====== Data provided

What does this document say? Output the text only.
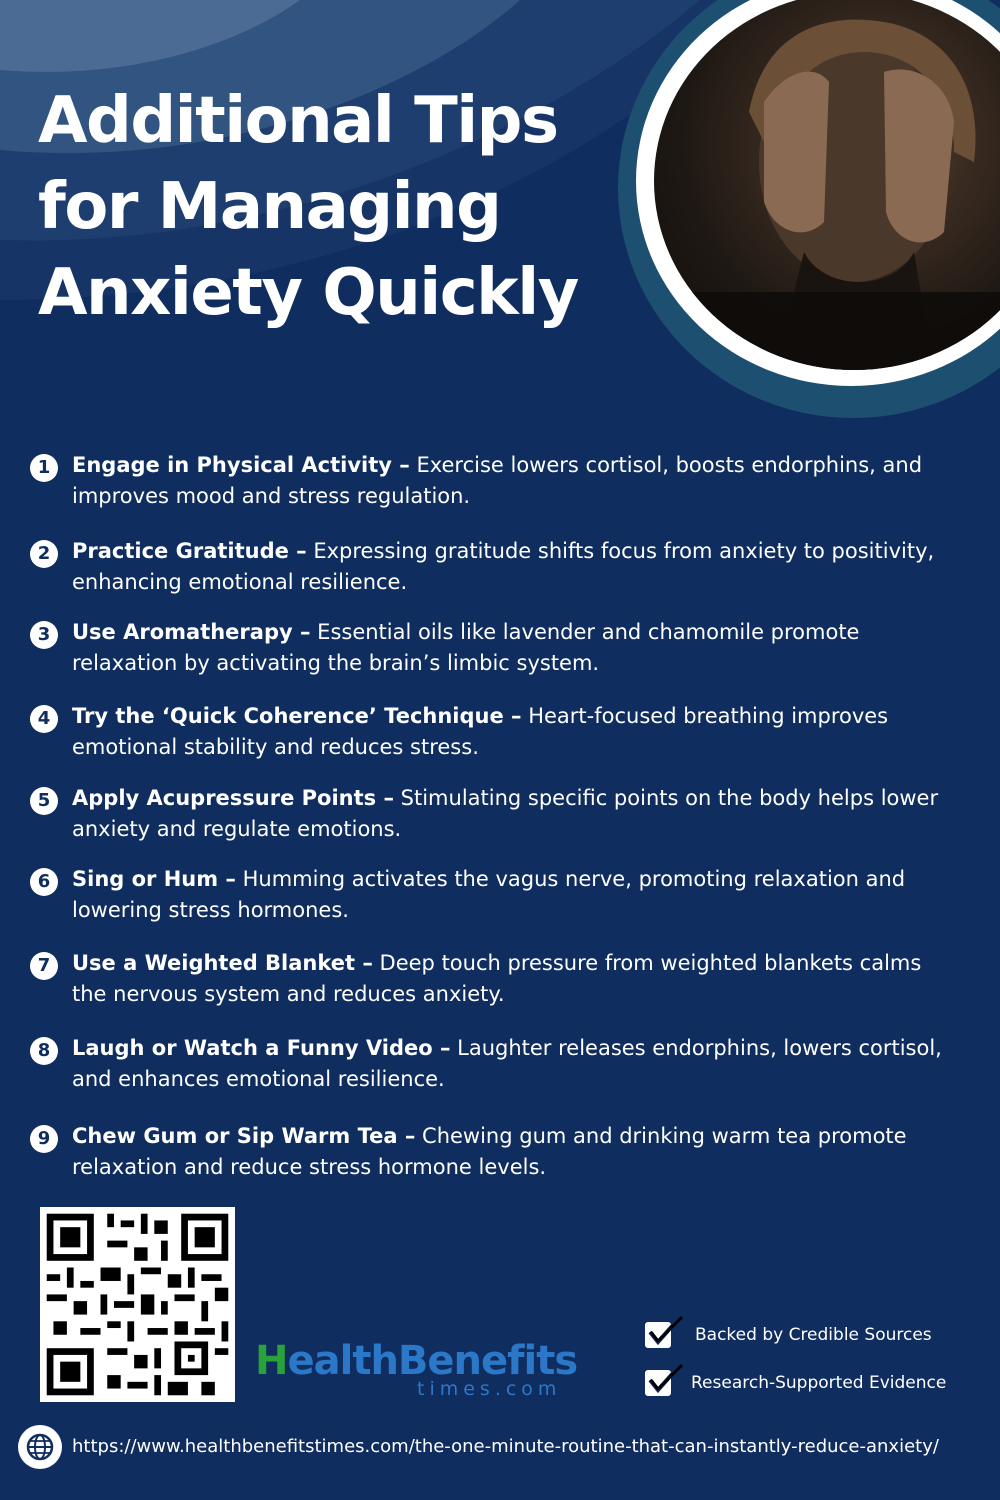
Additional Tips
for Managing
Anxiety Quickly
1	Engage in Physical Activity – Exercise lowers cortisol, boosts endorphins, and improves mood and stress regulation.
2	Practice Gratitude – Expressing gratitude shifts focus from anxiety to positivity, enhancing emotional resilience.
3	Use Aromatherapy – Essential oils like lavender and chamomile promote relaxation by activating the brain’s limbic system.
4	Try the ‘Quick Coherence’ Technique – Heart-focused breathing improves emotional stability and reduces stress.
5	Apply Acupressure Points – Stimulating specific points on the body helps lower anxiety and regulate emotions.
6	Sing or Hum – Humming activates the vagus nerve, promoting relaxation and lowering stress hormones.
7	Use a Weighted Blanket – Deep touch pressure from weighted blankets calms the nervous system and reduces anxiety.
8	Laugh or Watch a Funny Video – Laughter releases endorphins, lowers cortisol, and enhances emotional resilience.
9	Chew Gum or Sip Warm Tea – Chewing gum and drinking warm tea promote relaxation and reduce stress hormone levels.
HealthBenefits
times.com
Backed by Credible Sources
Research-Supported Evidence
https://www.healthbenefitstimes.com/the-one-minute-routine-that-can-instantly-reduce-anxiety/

============

- [Requirements]: Check each line of the records above for the word "cortisol", then give the number of lines that have it, with no other words.

- [Answer to this problem]: 2